## [Problem]
All of the records below need to be copied exactly.

[start]

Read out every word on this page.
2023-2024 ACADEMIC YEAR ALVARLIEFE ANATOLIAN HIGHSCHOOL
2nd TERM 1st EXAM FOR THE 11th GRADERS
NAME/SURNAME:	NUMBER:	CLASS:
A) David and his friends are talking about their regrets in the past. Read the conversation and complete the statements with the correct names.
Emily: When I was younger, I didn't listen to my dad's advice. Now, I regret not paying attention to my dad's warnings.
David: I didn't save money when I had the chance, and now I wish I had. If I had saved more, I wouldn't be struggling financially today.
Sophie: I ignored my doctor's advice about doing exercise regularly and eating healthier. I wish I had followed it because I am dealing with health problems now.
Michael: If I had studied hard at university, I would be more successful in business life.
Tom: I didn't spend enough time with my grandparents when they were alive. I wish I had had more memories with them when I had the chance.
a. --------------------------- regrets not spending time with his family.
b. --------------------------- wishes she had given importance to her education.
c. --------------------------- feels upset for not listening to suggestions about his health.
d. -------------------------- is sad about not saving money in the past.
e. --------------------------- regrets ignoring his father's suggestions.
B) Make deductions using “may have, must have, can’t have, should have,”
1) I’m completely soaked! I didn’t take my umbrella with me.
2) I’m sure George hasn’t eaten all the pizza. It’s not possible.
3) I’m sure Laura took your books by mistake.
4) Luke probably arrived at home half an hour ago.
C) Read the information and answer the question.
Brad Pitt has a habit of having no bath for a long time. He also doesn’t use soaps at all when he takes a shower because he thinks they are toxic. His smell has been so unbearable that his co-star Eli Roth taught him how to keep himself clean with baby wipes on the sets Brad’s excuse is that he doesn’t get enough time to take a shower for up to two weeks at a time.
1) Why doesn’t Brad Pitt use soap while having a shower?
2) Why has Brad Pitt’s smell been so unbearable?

[end]

## [Exercise answer]
Read out every word on this page.
2023-2024 ACADEMIC YEAR ALVARLIEFE ANATOLIAN HIGHSCHOOL
2nd TERM 1st EXAM FOR THE 11th GRADERS
NAME/SURNAME:	NUMBER:	CLASS:
A) David and his friends are talking about their regrets in the past. Read the conversation and complete the statements with the correct names.
Emily: When I was younger, I didn't listen to my dad's advice. Now, I regret not paying attention to my dad's warnings.
David: I didn't save money when I had the chance, and now I wish I had. If I had saved more, I wouldn't be struggling financially today.
Sophie: I ignored my doctor's advice about doing exercise regularly and eating healthier. I wish I had followed it because I am dealing with health problems now.
Michael: If I had studied hard at university, I would be more successful in business life.
Tom: I didn't spend enough time with my grandparents when they were alive. I wish I had had more memories with them when I had the chance.
a. --------------------------- regrets not spending time with his family.
b. --------------------------- wishes she had given importance to her education.
c. --------------------------- feels upset for not listening to suggestions about his health.
d. -------------------------- is sad about not saving money in the past.
e. --------------------------- regrets ignoring his father's suggestions.
B) Make deductions using “may have, must have, can’t have, should have,”
1) I’m completely soaked! I didn’t take my umbrella with me.
2) I’m sure George hasn’t eaten all the pizza. It’s not possible.
3) I’m sure Laura took your books by mistake.
4) Luke probably arrived at home half an hour ago.
C) Read the information and answer the question.
Brad Pitt has a habit of having no bath for a long time. He also doesn’t use soaps at all when he takes a shower because he thinks they are toxic. His smell has been so unbearable that his co-star Eli Roth taught him how to keep himself clean with baby wipes on the sets Brad’s excuse is that he doesn’t get enough time to take a shower for up to two weeks at a time.
1) Why doesn’t Brad Pitt use soap while having a shower?
2) Why has Brad Pitt’s smell been so unbearable?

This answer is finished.